■ What the task requires
Copy out all the entries word for word.

==================================================

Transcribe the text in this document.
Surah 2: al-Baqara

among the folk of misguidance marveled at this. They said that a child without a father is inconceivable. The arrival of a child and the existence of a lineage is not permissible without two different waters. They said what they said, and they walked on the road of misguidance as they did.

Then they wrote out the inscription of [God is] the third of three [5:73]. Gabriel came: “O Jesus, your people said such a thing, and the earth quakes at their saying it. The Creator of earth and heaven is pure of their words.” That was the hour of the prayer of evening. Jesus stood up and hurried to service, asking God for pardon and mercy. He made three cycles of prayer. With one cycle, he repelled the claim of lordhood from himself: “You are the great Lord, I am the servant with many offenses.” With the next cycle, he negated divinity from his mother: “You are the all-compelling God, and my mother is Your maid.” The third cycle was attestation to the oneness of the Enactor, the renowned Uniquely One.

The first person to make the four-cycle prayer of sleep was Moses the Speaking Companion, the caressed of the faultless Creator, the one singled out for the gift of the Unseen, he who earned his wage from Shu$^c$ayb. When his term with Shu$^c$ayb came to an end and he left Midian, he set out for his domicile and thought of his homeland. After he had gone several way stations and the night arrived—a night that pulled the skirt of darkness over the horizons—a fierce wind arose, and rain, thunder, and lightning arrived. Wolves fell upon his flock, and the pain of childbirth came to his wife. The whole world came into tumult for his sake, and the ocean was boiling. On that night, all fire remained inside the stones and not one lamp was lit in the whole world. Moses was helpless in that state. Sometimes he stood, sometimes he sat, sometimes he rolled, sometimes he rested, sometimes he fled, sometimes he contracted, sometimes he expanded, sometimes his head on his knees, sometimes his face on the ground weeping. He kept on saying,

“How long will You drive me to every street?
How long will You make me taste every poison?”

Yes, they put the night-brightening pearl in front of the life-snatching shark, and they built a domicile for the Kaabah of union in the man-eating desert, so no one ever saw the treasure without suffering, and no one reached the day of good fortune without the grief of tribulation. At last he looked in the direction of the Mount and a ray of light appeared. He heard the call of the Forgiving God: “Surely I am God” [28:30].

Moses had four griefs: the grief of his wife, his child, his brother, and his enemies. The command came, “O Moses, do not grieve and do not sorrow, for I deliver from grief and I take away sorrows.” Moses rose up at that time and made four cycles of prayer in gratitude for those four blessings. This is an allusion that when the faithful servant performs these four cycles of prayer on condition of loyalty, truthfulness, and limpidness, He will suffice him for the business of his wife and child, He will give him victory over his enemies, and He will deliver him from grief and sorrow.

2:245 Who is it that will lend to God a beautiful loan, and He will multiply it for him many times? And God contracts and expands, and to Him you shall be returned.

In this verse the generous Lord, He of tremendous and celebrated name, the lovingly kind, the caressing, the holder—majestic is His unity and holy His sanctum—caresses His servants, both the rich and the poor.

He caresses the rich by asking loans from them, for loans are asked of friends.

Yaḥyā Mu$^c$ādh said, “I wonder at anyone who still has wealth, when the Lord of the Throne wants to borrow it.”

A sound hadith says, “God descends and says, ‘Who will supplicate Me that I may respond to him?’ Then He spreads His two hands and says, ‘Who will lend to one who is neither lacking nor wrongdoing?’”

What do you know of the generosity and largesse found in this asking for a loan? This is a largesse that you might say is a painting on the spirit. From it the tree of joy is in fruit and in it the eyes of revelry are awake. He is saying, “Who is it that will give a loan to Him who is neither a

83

==================================================

■ Output below
Transcribe the text in this document.
Surah 2: al-Baqara

among the folk of misguidance marveled at this. They said that a child without a father is inconceivable. The arrival of a child and the existence of a lineage is not permissible without two different waters. They said what they said, and they walked on the road of misguidance as they did.

Then they wrote out the inscription of [God is] the third of three [5:73]. Gabriel came: “O Jesus, your people said such a thing, and the earth quakes at their saying it. The Creator of earth and heaven is pure of their words.” That was the hour of the prayer of evening. Jesus stood up and hurried to service, asking God for pardon and mercy. He made three cycles of prayer. With one cycle, he repelled the claim of lordhood from himself: “You are the great Lord, I am the servant with many offenses.” With the next cycle, he negated divinity from his mother: “You are the all-compelling God, and my mother is Your maid.” The third cycle was attestation to the oneness of the Enactor, the renowned Uniquely One.

The first person to make the four-cycle prayer of sleep was Moses the Speaking Companion, the caressed of the faultless Creator, the one singled out for the gift of the Unseen, he who earned his wage from Shu$^c$ayb. When his term with Shu$^c$ayb came to an end and he left Midian, he set out for his domicile and thought of his homeland. After he had gone several way stations and the night arrived—a night that pulled the skirt of darkness over the horizons—a fierce wind arose, and rain, thunder, and lightning arrived. Wolves fell upon his flock, and the pain of childbirth came to his wife. The whole world came into tumult for his sake, and the ocean was boiling. On that night, all fire remained inside the stones and not one lamp was lit in the whole world. Moses was helpless in that state. Sometimes he stood, sometimes he sat, sometimes he rolled, sometimes he rested, sometimes he fled, sometimes he contracted, sometimes he expanded, sometimes his head on his knees, sometimes his face on the ground weeping. He kept on saying,

“How long will You drive me to every street?
How long will You make me taste every poison?”

Yes, they put the night-brightening pearl in front of the life-snatching shark, and they built a domicile for the Kaabah of union in the man-eating desert, so no one ever saw the treasure without suffering, and no one reached the day of good fortune without the grief of tribulation. At last he looked in the direction of the Mount and a ray of light appeared. He heard the call of the Forgiving God: “Surely I am God” [28:30].

Moses had four griefs: the grief of his wife, his child, his brother, and his enemies. The command came, “O Moses, do not grieve and do not sorrow, for I deliver from grief and I take away sorrows.” Moses rose up at that time and made four cycles of prayer in gratitude for those four blessings. This is an allusion that when the faithful servant performs these four cycles of prayer on condition of loyalty, truthfulness, and limpidness, He will suffice him for the business of his wife and child, He will give him victory over his enemies, and He will deliver him from grief and sorrow.

2:245 Who is it that will lend to God a beautiful loan, and He will multiply it for him many times? And God contracts and expands, and to Him you shall be returned.

In this verse the generous Lord, He of tremendous and celebrated name, the lovingly kind, the caressing, the holder—majestic is His unity and holy His sanctum—caresses His servants, both the rich and the poor.

He caresses the rich by asking loans from them, for loans are asked of friends.

Yaḥyā Mu$^c$ādh said, “I wonder at anyone who still has wealth, when the Lord of the Throne wants to borrow it.”

A sound hadith says, “God descends and says, ‘Who will supplicate Me that I may respond to him?’ Then He spreads His two hands and says, ‘Who will lend to one who is neither lacking nor wrongdoing?’”

What do you know of the generosity and largesse found in this asking for a loan? This is a largesse that you might say is a painting on the spirit. From it the tree of joy is in fruit and in it the eyes of revelry are awake. He is saying, “Who is it that will give a loan to Him who is neither a

83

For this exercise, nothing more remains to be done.